+++ Data supplied +++
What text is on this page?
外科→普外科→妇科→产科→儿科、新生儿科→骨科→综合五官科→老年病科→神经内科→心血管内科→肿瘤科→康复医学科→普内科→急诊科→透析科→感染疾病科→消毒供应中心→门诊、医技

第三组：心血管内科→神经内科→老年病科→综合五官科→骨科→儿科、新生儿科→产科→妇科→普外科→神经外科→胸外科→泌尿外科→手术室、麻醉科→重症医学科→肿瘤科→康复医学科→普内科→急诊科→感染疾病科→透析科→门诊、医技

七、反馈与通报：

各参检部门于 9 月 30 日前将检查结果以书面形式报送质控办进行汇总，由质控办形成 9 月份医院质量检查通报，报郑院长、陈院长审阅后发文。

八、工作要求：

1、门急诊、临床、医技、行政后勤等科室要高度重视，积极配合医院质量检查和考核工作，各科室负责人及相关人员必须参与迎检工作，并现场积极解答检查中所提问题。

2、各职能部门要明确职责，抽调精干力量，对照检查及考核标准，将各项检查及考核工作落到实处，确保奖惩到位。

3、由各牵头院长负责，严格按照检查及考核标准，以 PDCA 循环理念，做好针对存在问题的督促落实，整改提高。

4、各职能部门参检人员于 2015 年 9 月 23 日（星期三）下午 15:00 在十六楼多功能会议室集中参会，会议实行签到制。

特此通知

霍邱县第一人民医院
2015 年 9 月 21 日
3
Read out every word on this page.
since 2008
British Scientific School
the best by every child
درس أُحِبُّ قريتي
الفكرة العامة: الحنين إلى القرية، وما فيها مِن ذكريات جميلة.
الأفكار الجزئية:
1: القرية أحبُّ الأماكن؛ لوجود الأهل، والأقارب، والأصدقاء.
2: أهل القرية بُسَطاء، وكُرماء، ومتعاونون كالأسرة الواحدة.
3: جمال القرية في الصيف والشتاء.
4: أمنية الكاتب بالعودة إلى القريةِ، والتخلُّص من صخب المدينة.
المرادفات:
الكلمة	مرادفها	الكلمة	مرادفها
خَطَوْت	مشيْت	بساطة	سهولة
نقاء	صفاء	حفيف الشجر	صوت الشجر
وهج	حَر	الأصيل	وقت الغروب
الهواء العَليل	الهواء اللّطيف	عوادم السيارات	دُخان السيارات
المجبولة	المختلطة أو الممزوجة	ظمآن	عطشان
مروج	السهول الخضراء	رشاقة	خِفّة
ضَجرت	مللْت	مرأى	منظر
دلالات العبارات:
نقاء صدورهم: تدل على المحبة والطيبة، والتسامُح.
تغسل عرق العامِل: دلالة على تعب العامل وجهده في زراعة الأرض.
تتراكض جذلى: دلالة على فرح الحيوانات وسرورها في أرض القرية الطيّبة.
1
+++
> [What to do]: Report each line in the data that holds the word "新生儿科".

> [Exercise output]:
外科→普外科→妇科→产科→儿科、新生儿科→骨科→综合五官科→老年病科→神经内科→心血管内科→肿瘤科→康复医学科→普内科→急诊科→透析科→感染疾病科→消毒供应中心→门诊、医技
第三组：心血管内科→神经内科→老年病科→综合五官科→骨科→儿科、新生儿科→产科→妇科→普外科→神经外科→胸外科→泌尿外科→手术室、麻醉科→重症医学科→肿瘤科→康复医学科→普内科→急诊科→感染疾病科→透析科→门诊、医技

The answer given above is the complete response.